• Exercise aim: Below are records to repeat exactly. Omit the pictures from the copy.

• Dataset content:
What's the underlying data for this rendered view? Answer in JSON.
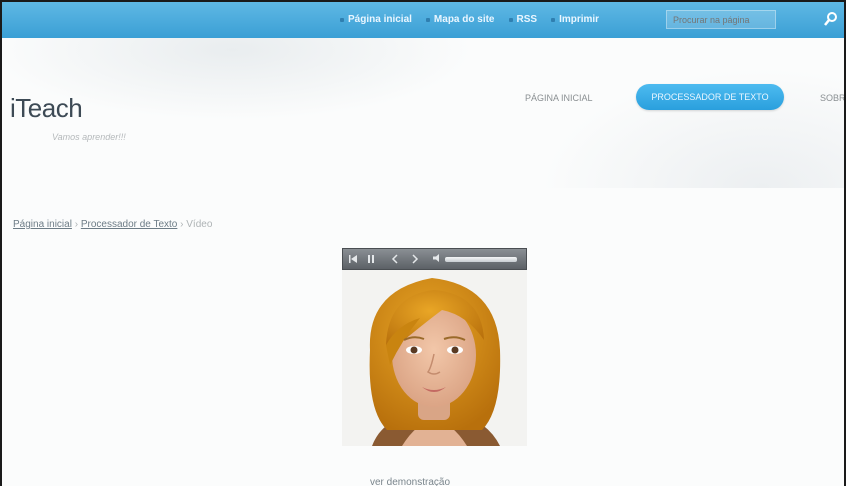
{
  "topbar": {
    "links": [
      "Página inicial",
      "Mapa do site",
      "RSS",
      "Imprimir"
    ],
    "search_placeholder": "Procurar na página"
  },
  "header": {
    "logo": "iTeach",
    "tagline": "Vamos aprender!!!",
    "nav": {
      "home": "PÁGINA INICIAL",
      "active": "PROCESSADOR DE TEXTO",
      "about": "SOBRE"
    }
  },
  "breadcrumb": {
    "home": "Página inicial",
    "separator": " › ",
    "section": "Processador de Texto",
    "current": "Vídeo"
  },
  "video": {
    "caption_link": "ver demonstração"
  },
  "colors": {
    "topbar": "#3a9fd5",
    "nav_active": "#2a9fdd",
    "player_bar": "#6a6f74"
  }
}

• Exercise solution:
What's the underlying data for this rendered view? Answer in JSON.
{
  "topbar": {
    "links": [
      "Página inicial",
      "Mapa do site",
      "RSS",
      "Imprimir"
    ],
    "search_placeholder": "Procurar na página"
  },
  "header": {
    "logo": "iTeach",
    "tagline": "Vamos aprender!!!",
    "nav": {
      "home": "PÁGINA INICIAL",
      "active": "PROCESSADOR DE TEXTO",
      "about": "SOBRE"
    }
  },
  "breadcrumb": {
    "home": "Página inicial",
    "separator": " › ",
    "section": "Processador de Texto",
    "current": "Vídeo"
  },
  "video": {
    "caption_link": "ver demonstração"
  },
  "colors": {
    "topbar": "#3a9fd5",
    "nav_active": "#2a9fdd",
    "player_bar": "#6a6f74"
  }
}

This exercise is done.